### SUPPLIED RECORDS
▬▬▬▬▬▬▬▬▬▬
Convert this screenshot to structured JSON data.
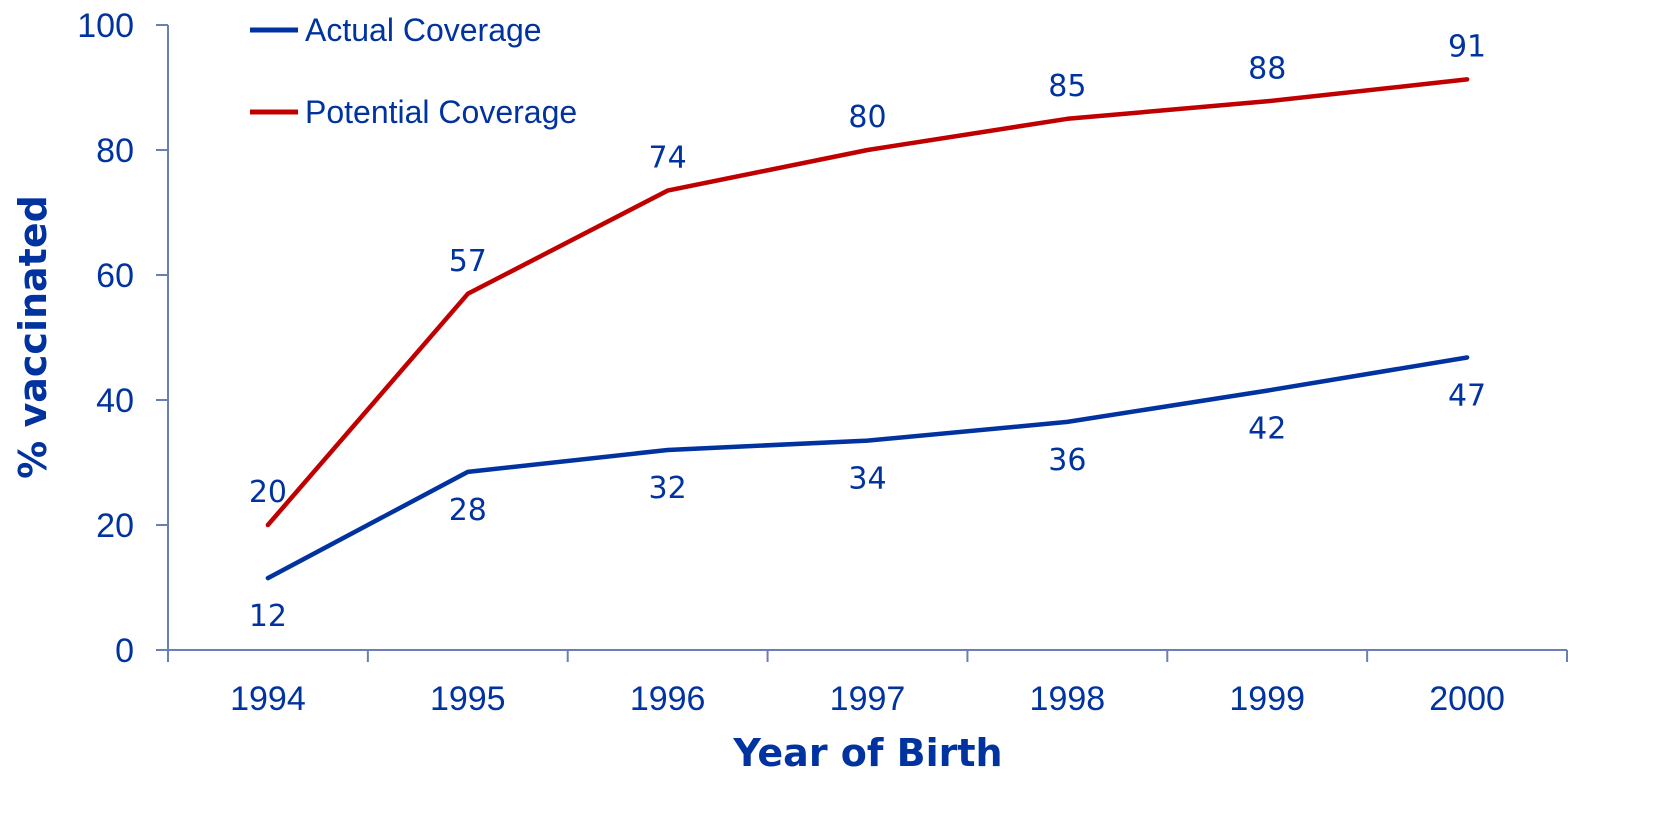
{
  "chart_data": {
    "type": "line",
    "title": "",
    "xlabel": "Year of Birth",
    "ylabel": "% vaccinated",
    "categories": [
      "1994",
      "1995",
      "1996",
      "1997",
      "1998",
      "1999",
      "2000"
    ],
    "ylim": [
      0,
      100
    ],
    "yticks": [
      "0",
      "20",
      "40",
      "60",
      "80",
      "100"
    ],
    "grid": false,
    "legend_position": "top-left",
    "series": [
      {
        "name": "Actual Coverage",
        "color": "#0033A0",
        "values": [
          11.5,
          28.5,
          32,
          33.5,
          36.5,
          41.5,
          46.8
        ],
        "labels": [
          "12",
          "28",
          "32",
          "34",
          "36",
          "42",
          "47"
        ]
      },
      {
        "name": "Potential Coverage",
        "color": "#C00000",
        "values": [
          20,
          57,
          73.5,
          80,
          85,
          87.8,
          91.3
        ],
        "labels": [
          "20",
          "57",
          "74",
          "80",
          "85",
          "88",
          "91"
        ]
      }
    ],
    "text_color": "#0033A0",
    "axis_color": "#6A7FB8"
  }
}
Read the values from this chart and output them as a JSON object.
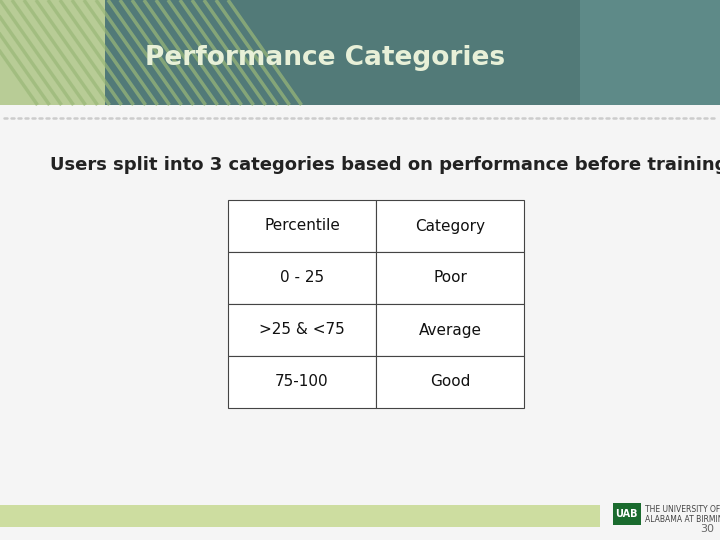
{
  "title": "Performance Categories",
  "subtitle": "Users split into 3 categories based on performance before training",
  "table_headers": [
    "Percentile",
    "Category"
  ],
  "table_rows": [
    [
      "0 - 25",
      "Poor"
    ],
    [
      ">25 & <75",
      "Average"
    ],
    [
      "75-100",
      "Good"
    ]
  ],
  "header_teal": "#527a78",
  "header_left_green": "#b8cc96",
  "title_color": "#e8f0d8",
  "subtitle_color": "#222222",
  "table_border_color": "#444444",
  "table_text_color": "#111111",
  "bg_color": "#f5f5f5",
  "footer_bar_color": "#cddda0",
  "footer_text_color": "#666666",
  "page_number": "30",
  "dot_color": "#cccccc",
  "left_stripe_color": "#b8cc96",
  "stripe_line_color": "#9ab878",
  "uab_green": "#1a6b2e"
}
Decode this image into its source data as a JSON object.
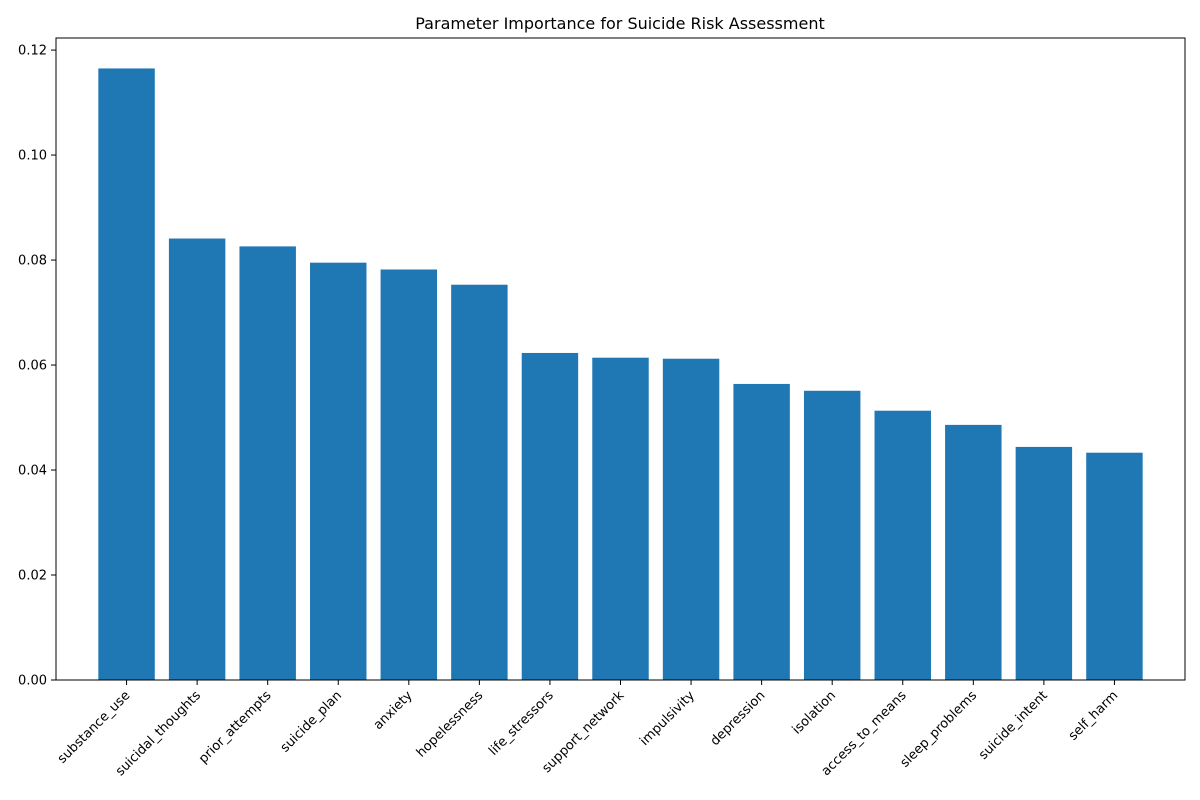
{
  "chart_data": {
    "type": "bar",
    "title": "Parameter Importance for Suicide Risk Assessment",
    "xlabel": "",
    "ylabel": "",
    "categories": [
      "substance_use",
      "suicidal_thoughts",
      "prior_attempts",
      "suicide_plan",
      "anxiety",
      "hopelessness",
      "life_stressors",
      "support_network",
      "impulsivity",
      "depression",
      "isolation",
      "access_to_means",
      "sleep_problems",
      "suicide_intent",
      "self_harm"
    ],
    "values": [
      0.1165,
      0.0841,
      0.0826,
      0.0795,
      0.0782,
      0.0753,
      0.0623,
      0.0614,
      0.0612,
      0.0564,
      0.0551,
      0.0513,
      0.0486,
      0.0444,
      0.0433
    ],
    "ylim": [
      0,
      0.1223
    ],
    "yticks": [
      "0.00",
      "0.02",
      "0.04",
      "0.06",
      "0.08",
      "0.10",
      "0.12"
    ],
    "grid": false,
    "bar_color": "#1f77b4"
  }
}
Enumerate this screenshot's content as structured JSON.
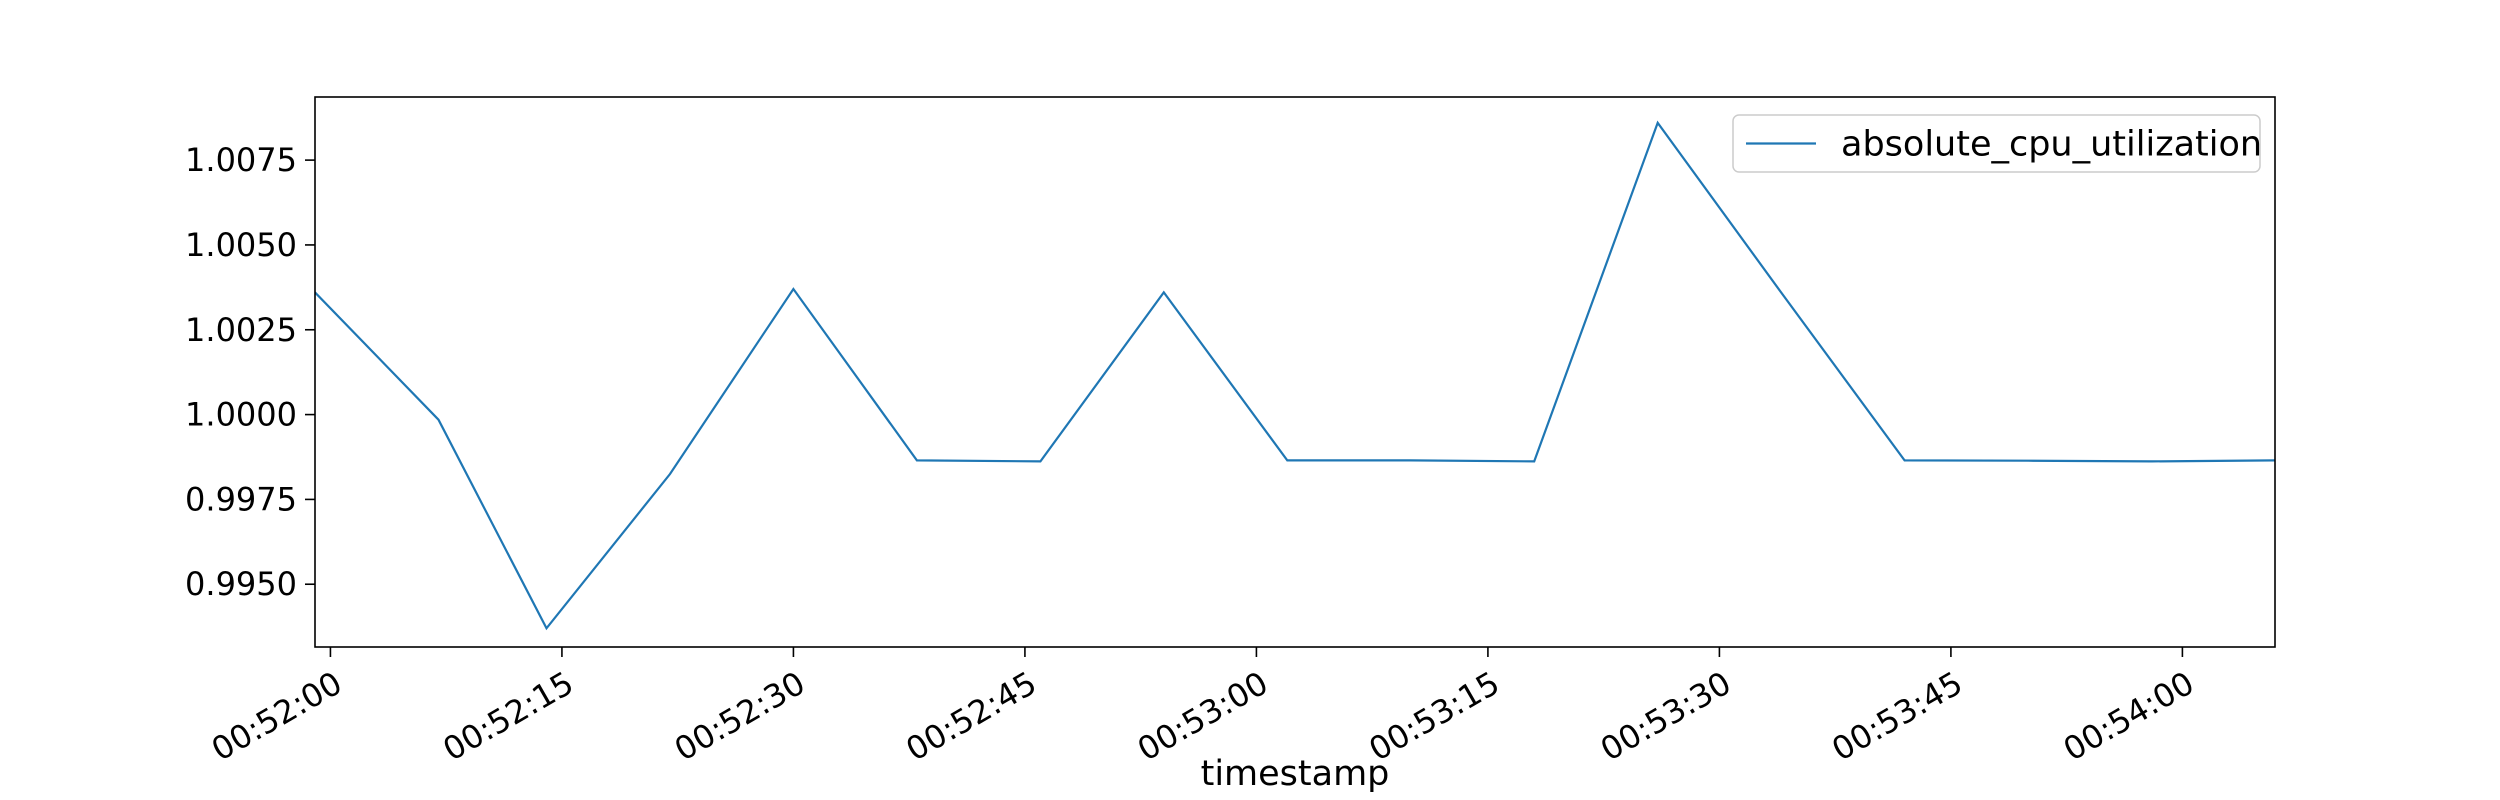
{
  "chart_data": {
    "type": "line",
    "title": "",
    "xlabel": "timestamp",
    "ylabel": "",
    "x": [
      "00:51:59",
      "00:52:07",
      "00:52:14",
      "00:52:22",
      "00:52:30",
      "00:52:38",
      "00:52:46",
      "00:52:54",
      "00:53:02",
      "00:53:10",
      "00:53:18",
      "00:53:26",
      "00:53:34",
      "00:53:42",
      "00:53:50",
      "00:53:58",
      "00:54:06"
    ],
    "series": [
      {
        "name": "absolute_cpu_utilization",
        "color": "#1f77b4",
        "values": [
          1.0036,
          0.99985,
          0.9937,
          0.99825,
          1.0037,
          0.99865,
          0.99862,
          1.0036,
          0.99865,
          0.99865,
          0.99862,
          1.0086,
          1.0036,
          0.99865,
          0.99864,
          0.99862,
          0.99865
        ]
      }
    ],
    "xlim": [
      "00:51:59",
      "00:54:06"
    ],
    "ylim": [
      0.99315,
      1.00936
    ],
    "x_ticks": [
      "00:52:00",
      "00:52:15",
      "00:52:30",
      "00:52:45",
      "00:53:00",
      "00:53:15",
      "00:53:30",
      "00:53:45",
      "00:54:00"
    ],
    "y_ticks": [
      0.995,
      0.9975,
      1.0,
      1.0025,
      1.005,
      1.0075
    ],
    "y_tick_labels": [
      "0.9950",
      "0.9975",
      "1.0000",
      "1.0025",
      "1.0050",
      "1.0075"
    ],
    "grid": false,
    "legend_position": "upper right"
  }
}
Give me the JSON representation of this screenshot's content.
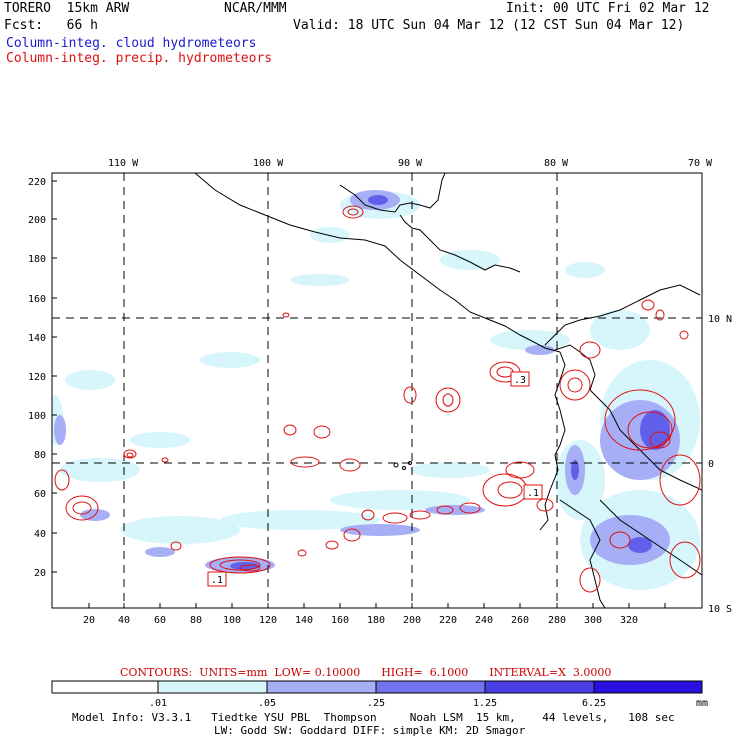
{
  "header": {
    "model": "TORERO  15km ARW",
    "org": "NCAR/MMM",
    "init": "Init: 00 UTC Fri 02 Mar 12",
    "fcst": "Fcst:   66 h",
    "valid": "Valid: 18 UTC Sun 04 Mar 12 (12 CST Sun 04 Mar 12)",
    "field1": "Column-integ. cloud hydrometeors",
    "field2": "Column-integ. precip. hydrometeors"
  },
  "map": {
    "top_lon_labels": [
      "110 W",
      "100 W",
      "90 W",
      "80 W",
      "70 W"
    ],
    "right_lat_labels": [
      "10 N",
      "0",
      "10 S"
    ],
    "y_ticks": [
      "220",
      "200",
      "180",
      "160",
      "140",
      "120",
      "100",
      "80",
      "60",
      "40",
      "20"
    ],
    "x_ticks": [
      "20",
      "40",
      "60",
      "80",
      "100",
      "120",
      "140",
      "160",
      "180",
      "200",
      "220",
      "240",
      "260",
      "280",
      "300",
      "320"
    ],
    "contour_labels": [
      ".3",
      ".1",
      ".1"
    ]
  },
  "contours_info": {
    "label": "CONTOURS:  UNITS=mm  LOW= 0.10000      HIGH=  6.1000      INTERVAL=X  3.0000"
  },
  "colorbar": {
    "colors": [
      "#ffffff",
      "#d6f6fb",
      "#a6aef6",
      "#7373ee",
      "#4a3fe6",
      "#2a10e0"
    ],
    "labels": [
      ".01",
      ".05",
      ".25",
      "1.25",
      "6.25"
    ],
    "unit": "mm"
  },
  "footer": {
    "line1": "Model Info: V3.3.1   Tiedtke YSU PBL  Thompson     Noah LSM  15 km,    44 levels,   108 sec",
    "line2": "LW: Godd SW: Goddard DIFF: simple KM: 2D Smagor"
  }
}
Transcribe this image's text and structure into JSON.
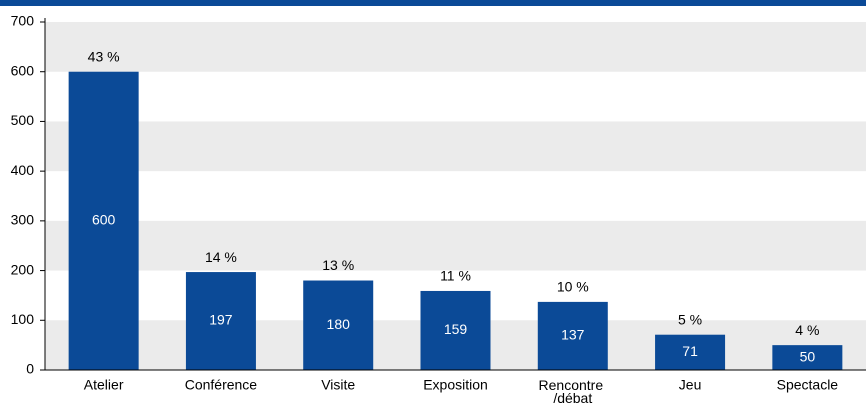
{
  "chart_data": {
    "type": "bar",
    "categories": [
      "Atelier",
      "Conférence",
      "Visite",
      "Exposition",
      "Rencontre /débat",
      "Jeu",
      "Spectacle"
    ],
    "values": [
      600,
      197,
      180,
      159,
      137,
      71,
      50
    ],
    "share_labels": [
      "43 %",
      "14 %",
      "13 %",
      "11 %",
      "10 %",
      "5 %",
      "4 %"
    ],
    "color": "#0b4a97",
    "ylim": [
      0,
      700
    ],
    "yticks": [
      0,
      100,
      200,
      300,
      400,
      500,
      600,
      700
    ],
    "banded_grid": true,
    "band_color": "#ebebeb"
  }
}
▬▬▬▬▬▬▬▬▬▬
Count the lines that hold the string "hydrometeors", and reply with that number alone.

2